**Given instruction:** Determine the number of lines in the data that include the word "this", and write only that number.

**Records to process:**
□ □ □ □ □ □ □
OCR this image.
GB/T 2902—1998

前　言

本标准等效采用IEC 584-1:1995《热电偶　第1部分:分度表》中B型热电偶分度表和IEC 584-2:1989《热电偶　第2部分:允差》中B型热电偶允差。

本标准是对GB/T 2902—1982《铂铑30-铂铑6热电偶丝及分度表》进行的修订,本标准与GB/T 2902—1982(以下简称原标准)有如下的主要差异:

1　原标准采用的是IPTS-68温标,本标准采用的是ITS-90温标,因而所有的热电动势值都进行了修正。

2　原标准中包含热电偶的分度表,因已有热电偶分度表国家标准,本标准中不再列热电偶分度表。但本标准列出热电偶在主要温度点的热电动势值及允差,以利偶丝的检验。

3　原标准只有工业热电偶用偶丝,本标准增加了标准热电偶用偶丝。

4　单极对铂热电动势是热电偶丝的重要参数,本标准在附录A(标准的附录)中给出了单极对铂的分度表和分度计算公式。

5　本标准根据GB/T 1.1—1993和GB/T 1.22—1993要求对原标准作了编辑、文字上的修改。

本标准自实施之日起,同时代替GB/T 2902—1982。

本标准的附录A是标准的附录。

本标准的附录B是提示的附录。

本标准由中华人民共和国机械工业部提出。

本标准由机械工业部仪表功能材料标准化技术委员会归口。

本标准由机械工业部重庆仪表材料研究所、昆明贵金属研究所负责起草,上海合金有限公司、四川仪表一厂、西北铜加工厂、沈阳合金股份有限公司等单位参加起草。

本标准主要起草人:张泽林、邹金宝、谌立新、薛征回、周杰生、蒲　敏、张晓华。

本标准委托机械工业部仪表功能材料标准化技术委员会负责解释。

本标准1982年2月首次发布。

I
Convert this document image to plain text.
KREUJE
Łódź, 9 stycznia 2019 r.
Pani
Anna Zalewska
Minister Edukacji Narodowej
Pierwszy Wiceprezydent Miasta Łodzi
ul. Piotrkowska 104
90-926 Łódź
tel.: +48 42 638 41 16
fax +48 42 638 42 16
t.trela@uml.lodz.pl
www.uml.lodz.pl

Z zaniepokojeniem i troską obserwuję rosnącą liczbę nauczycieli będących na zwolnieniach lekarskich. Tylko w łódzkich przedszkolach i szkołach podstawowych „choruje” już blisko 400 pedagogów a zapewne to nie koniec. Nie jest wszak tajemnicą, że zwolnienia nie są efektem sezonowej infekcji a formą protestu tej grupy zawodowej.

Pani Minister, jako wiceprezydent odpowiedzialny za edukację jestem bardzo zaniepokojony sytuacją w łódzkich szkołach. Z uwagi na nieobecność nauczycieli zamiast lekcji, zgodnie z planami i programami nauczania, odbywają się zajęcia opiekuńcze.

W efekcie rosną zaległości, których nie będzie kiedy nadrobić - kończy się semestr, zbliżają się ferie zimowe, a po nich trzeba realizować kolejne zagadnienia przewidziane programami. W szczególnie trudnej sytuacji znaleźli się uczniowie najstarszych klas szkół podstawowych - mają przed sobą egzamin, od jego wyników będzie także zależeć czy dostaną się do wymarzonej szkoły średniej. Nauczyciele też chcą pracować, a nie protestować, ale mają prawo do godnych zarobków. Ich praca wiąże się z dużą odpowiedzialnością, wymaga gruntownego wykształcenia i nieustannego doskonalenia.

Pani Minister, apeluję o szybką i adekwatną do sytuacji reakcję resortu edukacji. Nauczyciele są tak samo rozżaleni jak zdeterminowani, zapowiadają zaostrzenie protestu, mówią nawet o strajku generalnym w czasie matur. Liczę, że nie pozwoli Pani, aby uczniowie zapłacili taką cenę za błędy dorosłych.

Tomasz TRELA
□ □ □ □ □ □ □
**Exercise response:** 2